_YOUR GOAL:_ Look through the data for the string "legal". Copy every line where it is found.

#####

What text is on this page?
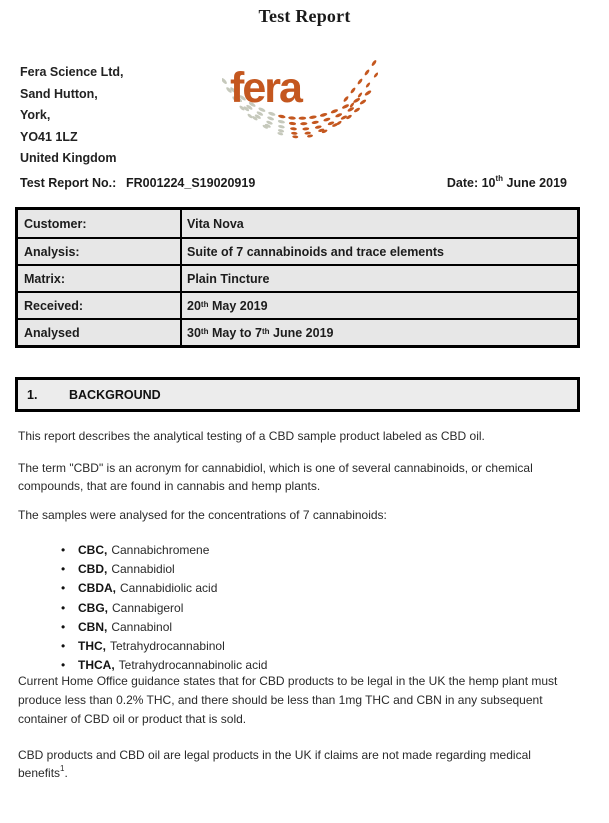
Test Report
Fera Science Ltd,
Sand Hutton,
York,
YO41 1LZ
United Kingdom
fera
Test Report No.: FR001224_S19020919	Date: 10th June 2019
Customer:	Vita Nova
Analysis:	Suite of 7 cannabinoids and trace elements
Matrix:	Plain Tincture
Received:	20th May 2019
Analysed	30th May to 7th June 2019
1.	BACKGROUND
This report describes the analytical testing of a CBD sample product labeled as CBD oil.
The term "CBD" is an acronym for cannabidiol, which is one of several cannabinoids, or chemical
compounds, that are found in cannabis and hemp plants.
The samples were analysed for the concentrations of 7 cannabinoids:
•	CBC, Cannabichromene
•	CBD, Cannabidiol
•	CBDA, Cannabidiolic acid
•	CBG, Cannabigerol
•	CBN, Cannabinol
•	THC, Tetrahydrocannabinol
•	THCA, Tetrahydrocannabinolic acid
Current Home Office guidance states that for CBD products to be legal in the UK the hemp plant must
produce less than 0.2% THC, and there should be less than 1mg THC and CBN in any subsequent
container of CBD oil or product that is sold.
CBD products and CBD oil are legal products in the UK if claims are not made regarding medical benefits$^1$.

#####

_RESPONSE TO THE EXERCISE:_
Current Home Office guidance states that for CBD products to be legal in the UK the hemp plant must
CBD products and CBD oil are legal products in the UK if claims are not made regarding medical benefits$^1$.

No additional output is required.